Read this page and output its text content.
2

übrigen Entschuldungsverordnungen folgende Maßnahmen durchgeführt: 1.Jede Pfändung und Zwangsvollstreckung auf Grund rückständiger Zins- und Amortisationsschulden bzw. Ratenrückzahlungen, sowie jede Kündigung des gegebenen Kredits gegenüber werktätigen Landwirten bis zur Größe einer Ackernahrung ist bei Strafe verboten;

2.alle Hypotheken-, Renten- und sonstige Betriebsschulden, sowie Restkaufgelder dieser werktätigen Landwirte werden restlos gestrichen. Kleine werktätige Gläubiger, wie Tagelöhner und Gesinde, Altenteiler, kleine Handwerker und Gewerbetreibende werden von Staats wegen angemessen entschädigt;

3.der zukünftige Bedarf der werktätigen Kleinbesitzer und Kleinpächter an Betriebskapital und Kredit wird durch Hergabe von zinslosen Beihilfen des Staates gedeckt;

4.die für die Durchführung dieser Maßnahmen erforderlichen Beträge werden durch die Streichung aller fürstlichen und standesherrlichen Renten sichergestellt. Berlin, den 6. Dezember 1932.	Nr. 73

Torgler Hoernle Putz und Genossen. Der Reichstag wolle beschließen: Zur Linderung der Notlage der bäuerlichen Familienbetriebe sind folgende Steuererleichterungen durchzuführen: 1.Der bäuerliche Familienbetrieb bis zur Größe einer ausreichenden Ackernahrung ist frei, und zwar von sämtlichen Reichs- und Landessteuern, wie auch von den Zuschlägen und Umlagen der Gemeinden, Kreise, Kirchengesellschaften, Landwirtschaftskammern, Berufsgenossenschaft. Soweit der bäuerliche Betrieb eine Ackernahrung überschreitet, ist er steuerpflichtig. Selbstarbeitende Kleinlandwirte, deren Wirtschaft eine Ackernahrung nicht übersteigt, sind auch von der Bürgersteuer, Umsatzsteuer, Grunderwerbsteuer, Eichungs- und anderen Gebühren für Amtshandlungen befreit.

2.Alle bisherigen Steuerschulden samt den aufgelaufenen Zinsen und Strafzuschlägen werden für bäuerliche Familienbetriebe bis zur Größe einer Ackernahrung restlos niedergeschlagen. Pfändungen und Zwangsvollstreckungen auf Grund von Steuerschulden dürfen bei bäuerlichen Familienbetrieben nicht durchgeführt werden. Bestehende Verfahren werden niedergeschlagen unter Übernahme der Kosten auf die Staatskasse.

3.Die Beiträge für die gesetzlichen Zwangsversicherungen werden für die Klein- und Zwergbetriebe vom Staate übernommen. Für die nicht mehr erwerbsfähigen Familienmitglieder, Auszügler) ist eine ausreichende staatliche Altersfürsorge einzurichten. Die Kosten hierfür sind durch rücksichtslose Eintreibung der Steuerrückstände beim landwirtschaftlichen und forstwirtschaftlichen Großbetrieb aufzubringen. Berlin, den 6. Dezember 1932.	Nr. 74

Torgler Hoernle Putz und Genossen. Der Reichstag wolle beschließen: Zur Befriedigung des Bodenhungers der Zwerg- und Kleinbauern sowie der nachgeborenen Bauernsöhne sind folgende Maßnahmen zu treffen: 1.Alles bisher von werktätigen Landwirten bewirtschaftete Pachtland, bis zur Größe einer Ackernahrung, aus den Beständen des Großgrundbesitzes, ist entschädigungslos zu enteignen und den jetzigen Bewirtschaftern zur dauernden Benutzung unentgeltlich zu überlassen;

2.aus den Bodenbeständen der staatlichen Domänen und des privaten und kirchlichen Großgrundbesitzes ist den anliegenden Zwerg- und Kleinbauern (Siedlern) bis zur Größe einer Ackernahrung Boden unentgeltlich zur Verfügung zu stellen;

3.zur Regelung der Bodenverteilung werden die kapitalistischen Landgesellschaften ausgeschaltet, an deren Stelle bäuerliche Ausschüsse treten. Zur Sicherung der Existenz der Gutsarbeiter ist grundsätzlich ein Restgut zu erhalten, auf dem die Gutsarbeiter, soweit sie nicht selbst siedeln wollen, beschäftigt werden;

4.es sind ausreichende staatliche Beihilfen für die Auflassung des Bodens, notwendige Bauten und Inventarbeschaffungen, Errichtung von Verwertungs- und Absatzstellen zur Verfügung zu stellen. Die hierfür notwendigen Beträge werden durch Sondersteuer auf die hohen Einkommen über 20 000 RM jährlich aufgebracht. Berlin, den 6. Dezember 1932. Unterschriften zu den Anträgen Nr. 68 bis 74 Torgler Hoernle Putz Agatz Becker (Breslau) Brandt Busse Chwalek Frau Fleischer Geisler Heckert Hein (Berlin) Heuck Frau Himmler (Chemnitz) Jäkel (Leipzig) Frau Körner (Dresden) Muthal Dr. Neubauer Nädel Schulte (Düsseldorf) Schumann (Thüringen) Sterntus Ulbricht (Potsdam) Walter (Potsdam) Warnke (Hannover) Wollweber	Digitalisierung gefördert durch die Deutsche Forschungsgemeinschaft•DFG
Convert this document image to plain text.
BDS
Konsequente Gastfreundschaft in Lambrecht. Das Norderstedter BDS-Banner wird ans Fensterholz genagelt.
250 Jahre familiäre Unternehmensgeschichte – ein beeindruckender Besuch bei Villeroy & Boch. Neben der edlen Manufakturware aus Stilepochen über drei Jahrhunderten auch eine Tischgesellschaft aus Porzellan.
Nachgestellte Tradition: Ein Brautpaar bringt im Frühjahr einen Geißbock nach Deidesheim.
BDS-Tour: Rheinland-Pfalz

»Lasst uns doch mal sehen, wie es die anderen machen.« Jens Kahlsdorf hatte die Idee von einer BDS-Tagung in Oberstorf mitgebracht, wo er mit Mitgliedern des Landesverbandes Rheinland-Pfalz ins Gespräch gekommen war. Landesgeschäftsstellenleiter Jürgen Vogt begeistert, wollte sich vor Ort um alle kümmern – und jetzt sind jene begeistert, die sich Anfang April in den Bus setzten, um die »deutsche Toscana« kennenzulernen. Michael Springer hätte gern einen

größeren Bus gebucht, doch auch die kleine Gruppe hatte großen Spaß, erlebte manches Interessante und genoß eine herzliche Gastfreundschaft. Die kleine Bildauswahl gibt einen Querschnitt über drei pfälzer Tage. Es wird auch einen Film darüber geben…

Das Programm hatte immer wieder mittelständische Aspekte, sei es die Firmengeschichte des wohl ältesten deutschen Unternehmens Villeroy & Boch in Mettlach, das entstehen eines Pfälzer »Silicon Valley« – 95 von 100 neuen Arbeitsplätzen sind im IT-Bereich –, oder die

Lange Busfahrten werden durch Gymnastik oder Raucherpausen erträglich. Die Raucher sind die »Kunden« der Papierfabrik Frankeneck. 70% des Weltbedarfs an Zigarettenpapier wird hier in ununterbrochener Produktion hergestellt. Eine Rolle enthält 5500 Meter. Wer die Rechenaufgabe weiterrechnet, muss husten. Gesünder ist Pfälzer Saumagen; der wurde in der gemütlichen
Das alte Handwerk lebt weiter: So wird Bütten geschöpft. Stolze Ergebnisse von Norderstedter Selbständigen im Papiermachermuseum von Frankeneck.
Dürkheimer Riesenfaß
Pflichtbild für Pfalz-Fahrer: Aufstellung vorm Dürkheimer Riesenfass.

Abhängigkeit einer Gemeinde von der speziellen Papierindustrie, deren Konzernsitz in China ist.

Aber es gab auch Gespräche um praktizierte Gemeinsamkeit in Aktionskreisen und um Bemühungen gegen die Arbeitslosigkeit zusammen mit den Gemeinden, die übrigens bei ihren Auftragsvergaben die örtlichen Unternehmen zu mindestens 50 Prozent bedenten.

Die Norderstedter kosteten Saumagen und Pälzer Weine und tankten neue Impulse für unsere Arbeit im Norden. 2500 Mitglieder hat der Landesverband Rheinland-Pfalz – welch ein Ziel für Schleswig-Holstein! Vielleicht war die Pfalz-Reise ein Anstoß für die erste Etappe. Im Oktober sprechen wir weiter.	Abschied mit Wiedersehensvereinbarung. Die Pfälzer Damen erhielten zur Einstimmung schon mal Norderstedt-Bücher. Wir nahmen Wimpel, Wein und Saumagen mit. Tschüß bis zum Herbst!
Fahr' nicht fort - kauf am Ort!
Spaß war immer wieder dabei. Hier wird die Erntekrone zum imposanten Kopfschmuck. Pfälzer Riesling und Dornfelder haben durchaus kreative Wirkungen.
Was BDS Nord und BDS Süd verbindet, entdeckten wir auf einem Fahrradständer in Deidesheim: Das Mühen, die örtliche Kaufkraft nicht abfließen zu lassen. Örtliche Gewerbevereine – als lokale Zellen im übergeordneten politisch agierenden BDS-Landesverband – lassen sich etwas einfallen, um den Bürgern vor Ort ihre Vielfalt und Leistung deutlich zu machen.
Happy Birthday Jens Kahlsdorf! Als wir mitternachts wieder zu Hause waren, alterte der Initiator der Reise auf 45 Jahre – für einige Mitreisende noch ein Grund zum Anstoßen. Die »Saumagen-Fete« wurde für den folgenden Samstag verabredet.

___

■ WHAT YOU ARE ASKED TO DO:
Locate and copy each line in the data above that includes the word "kleine".

■ REPLY TO THE TASK:
2.alle Hypotheken-, Renten- und sonstige Betriebsschulden, sowie Restkaufgelder dieser werktätigen Landwirte werden restlos gestrichen. Kleine werktätige Gläubiger, wie Tagelöhner und Gesinde, Altenteiler, kleine Handwerker und Gewerbetreibende werden von Staats wegen angemessen entschädigt;
größeren Bus gebucht, doch auch die kleine Gruppe hatte großen Spaß, erlebte manches Interessante und genoß eine herzliche Gastfreundschaft. Die kleine Bildauswahl gibt einen Querschnitt über drei pfälzer Tage. Es wird auch einen Film darüber geben…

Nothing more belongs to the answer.